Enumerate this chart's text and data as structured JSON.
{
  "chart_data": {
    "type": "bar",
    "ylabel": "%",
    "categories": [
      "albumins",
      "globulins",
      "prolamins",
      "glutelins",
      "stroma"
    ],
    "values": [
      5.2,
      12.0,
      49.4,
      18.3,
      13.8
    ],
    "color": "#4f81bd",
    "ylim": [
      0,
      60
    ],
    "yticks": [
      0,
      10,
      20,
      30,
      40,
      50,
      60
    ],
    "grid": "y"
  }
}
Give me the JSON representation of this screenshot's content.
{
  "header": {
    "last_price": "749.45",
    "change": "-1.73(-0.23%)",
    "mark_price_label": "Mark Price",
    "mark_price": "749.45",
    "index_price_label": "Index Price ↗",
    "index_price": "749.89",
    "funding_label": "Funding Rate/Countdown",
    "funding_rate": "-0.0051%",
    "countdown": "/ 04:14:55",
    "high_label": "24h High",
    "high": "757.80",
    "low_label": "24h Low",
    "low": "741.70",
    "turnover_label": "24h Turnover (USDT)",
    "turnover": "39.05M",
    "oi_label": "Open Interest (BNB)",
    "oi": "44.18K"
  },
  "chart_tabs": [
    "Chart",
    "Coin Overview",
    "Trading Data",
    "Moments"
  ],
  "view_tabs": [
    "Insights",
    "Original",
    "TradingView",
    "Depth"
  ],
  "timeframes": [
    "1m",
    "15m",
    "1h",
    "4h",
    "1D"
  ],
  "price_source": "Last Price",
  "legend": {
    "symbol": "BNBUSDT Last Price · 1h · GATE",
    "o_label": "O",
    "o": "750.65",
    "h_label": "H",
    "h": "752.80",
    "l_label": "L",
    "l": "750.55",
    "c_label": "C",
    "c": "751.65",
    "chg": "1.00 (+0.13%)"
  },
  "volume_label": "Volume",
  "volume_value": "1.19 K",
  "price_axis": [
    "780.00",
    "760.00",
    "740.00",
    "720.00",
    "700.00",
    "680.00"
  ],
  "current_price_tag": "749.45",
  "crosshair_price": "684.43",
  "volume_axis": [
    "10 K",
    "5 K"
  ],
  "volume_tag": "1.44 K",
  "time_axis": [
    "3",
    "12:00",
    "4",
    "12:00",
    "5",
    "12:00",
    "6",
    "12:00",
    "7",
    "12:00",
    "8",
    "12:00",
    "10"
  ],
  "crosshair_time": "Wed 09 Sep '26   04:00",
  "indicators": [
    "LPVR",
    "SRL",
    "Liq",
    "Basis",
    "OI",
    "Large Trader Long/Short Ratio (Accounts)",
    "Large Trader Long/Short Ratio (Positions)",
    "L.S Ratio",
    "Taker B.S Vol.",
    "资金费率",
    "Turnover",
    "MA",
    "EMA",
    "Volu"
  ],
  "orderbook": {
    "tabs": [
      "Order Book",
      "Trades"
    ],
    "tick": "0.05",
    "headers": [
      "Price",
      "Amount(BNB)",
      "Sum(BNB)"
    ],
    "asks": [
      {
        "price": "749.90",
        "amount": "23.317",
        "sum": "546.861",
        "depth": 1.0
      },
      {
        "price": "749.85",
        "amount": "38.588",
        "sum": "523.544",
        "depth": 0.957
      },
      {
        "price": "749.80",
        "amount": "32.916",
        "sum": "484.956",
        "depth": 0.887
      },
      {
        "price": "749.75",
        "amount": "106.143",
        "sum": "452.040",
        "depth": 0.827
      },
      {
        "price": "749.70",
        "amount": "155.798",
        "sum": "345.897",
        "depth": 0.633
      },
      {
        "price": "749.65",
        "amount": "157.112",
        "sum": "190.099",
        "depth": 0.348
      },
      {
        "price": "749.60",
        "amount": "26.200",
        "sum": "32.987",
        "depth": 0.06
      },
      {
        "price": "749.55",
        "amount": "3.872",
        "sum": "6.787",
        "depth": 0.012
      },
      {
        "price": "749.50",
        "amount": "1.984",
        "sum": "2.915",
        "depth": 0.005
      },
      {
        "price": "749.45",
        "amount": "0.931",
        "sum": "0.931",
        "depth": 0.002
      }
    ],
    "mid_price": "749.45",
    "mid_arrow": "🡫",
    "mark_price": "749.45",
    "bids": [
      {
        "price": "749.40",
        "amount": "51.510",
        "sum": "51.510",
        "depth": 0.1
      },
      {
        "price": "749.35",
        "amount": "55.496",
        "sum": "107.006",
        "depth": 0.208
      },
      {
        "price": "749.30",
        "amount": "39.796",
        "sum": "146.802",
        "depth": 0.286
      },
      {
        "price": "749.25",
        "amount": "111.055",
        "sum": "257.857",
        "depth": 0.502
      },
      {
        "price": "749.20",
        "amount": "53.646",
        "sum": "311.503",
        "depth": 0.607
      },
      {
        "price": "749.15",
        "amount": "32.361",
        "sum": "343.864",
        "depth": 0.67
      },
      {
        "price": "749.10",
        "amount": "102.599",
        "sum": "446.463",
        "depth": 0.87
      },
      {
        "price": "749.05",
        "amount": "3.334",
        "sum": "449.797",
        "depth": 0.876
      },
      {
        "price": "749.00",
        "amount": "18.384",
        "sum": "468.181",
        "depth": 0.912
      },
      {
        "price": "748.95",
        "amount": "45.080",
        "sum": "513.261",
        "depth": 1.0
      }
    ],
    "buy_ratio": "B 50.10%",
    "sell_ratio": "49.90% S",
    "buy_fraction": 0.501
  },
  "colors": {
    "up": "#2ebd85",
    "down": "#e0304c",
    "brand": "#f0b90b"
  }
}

REQUIRED WORK
Write out every entry again, keeping each line exactly the same.

EXERCISE RESULT
Enumerate this chart's text and data as structured JSON.
{
  "chart_data": {
    "type": "bar",
    "ylabel": "%",
    "categories": [
      "albumins",
      "globulins",
      "prolamins",
      "glutelins",
      "stroma"
    ],
    "values": [
      5.2,
      12.0,
      49.4,
      18.3,
      13.8
    ],
    "color": "#4f81bd",
    "ylim": [
      0,
      60
    ],
    "yticks": [
      0,
      10,
      20,
      30,
      40,
      50,
      60
    ],
    "grid": "y"
  }
}
Give me the JSON representation of this screenshot's content.
{
  "header": {
    "last_price": "749.45",
    "change": "-1.73(-0.23%)",
    "mark_price_label": "Mark Price",
    "mark_price": "749.45",
    "index_price_label": "Index Price ↗",
    "index_price": "749.89",
    "funding_label": "Funding Rate/Countdown",
    "funding_rate": "-0.0051%",
    "countdown": "/ 04:14:55",
    "high_label": "24h High",
    "high": "757.80",
    "low_label": "24h Low",
    "low": "741.70",
    "turnover_label": "24h Turnover (USDT)",
    "turnover": "39.05M",
    "oi_label": "Open Interest (BNB)",
    "oi": "44.18K"
  },
  "chart_tabs": [
    "Chart",
    "Coin Overview",
    "Trading Data",
    "Moments"
  ],
  "view_tabs": [
    "Insights",
    "Original",
    "TradingView",
    "Depth"
  ],
  "timeframes": [
    "1m",
    "15m",
    "1h",
    "4h",
    "1D"
  ],
  "price_source": "Last Price",
  "legend": {
    "symbol": "BNBUSDT Last Price · 1h · GATE",
    "o_label": "O",
    "o": "750.65",
    "h_label": "H",
    "h": "752.80",
    "l_label": "L",
    "l": "750.55",
    "c_label": "C",
    "c": "751.65",
    "chg": "1.00 (+0.13%)"
  },
  "volume_label": "Volume",
  "volume_value": "1.19 K",
  "price_axis": [
    "780.00",
    "760.00",
    "740.00",
    "720.00",
    "700.00",
    "680.00"
  ],
  "current_price_tag": "749.45",
  "crosshair_price": "684.43",
  "volume_axis": [
    "10 K",
    "5 K"
  ],
  "volume_tag": "1.44 K",
  "time_axis": [
    "3",
    "12:00",
    "4",
    "12:00",
    "5",
    "12:00",
    "6",
    "12:00",
    "7",
    "12:00",
    "8",
    "12:00",
    "10"
  ],
  "crosshair_time": "Wed 09 Sep '26   04:00",
  "indicators": [
    "LPVR",
    "SRL",
    "Liq",
    "Basis",
    "OI",
    "Large Trader Long/Short Ratio (Accounts)",
    "Large Trader Long/Short Ratio (Positions)",
    "L.S Ratio",
    "Taker B.S Vol.",
    "资金费率",
    "Turnover",
    "MA",
    "EMA",
    "Volu"
  ],
  "orderbook": {
    "tabs": [
      "Order Book",
      "Trades"
    ],
    "tick": "0.05",
    "headers": [
      "Price",
      "Amount(BNB)",
      "Sum(BNB)"
    ],
    "asks": [
      {
        "price": "749.90",
        "amount": "23.317",
        "sum": "546.861",
        "depth": 1.0
      },
      {
        "price": "749.85",
        "amount": "38.588",
        "sum": "523.544",
        "depth": 0.957
      },
      {
        "price": "749.80",
        "amount": "32.916",
        "sum": "484.956",
        "depth": 0.887
      },
      {
        "price": "749.75",
        "amount": "106.143",
        "sum": "452.040",
        "depth": 0.827
      },
      {
        "price": "749.70",
        "amount": "155.798",
        "sum": "345.897",
        "depth": 0.633
      },
      {
        "price": "749.65",
        "amount": "157.112",
        "sum": "190.099",
        "depth": 0.348
      },
      {
        "price": "749.60",
        "amount": "26.200",
        "sum": "32.987",
        "depth": 0.06
      },
      {
        "price": "749.55",
        "amount": "3.872",
        "sum": "6.787",
        "depth": 0.012
      },
      {
        "price": "749.50",
        "amount": "1.984",
        "sum": "2.915",
        "depth": 0.005
      },
      {
        "price": "749.45",
        "amount": "0.931",
        "sum": "0.931",
        "depth": 0.002
      }
    ],
    "mid_price": "749.45",
    "mid_arrow": "🡫",
    "mark_price": "749.45",
    "bids": [
      {
        "price": "749.40",
        "amount": "51.510",
        "sum": "51.510",
        "depth": 0.1
      },
      {
        "price": "749.35",
        "amount": "55.496",
        "sum": "107.006",
        "depth": 0.208
      },
      {
        "price": "749.30",
        "amount": "39.796",
        "sum": "146.802",
        "depth": 0.286
      },
      {
        "price": "749.25",
        "amount": "111.055",
        "sum": "257.857",
        "depth": 0.502
      },
      {
        "price": "749.20",
        "amount": "53.646",
        "sum": "311.503",
        "depth": 0.607
      },
      {
        "price": "749.15",
        "amount": "32.361",
        "sum": "343.864",
        "depth": 0.67
      },
      {
        "price": "749.10",
        "amount": "102.599",
        "sum": "446.463",
        "depth": 0.87
      },
      {
        "price": "749.05",
        "amount": "3.334",
        "sum": "449.797",
        "depth": 0.876
      },
      {
        "price": "749.00",
        "amount": "18.384",
        "sum": "468.181",
        "depth": 0.912
      },
      {
        "price": "748.95",
        "amount": "45.080",
        "sum": "513.261",
        "depth": 1.0
      }
    ],
    "buy_ratio": "B 50.10%",
    "sell_ratio": "49.90% S",
    "buy_fraction": 0.501
  },
  "colors": {
    "up": "#2ebd85",
    "down": "#e0304c",
    "brand": "#f0b90b"
  }
}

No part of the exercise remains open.